**Provided records**
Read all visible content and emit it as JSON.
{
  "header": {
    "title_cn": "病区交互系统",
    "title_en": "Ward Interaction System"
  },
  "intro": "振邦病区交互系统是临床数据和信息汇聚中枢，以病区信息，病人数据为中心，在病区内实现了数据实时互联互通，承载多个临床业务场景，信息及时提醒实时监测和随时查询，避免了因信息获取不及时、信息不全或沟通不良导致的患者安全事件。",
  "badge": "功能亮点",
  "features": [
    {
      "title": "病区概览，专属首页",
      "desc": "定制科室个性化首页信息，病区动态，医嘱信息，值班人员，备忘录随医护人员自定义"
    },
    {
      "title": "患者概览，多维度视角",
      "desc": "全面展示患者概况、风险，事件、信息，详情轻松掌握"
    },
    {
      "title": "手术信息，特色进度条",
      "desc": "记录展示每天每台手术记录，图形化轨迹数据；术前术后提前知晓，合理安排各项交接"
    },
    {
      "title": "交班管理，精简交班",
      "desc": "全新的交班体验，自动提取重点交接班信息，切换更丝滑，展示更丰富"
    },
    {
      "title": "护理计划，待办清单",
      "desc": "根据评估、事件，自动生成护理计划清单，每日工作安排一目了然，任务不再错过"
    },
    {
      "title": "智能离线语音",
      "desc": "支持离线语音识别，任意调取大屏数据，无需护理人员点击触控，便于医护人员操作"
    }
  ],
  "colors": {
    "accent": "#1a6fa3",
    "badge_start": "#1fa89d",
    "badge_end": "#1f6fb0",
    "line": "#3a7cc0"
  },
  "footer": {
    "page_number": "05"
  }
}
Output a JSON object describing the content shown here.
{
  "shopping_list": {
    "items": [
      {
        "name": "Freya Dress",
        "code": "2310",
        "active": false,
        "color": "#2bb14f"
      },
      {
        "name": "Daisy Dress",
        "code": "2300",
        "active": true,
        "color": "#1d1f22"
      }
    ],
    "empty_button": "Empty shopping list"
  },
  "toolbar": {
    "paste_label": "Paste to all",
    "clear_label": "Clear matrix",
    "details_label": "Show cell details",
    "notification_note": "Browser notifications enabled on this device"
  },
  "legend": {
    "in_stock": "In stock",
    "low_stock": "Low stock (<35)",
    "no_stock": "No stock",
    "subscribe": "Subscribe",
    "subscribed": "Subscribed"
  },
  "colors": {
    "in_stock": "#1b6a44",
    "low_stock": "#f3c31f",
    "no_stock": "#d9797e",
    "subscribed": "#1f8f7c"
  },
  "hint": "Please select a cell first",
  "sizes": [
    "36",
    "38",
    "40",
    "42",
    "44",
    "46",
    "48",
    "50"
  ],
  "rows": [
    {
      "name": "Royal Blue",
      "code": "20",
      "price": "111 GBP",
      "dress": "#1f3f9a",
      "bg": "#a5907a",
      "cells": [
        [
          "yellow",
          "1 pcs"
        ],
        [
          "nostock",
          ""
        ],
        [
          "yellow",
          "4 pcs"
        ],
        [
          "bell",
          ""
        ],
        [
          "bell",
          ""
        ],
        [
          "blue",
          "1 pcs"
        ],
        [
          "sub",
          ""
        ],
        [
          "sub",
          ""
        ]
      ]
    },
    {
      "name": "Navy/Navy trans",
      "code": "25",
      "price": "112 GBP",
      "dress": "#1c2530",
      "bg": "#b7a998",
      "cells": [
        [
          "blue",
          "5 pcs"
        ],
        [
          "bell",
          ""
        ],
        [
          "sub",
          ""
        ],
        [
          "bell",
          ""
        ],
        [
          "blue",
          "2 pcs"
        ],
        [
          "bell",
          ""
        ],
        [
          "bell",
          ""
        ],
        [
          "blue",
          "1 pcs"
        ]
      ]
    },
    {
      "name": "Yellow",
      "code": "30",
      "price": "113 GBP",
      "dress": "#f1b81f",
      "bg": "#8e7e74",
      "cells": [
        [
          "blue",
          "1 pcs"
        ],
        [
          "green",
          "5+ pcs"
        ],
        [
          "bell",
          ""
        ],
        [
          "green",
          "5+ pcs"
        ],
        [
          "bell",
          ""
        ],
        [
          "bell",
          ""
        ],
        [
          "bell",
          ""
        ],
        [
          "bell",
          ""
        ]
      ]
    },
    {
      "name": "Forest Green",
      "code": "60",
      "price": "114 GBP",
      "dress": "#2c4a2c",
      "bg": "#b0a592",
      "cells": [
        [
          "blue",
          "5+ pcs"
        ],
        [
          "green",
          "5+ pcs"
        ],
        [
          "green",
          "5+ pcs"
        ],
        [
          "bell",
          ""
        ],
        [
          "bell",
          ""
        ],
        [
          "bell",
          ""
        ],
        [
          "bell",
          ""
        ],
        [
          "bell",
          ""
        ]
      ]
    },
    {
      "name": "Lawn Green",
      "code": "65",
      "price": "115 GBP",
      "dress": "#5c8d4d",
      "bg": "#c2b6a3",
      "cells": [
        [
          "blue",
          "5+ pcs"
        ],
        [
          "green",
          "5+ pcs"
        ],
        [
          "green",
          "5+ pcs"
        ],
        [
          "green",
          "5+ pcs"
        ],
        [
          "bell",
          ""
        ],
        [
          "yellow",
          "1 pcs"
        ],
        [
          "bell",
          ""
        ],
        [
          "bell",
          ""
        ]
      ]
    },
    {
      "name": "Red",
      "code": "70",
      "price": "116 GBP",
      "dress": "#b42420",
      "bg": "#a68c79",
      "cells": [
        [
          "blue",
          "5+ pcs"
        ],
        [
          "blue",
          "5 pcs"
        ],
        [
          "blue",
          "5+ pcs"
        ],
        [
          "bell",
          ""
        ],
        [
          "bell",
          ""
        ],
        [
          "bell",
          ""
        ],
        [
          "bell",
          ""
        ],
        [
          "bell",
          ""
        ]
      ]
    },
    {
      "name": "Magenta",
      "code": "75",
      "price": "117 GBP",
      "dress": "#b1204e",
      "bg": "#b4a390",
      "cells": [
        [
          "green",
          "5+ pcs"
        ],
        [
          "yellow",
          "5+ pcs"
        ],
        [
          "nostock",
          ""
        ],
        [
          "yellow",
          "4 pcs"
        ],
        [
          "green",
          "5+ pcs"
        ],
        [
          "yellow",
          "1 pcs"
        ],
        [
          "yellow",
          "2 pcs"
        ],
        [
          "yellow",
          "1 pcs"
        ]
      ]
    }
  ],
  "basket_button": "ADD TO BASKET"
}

**What the task asks**
Pull out all lines from the entries above that include the word "content".

**Reply to the task**
Read all visible content and emit it as JSON.
Output a JSON object describing the content shown here.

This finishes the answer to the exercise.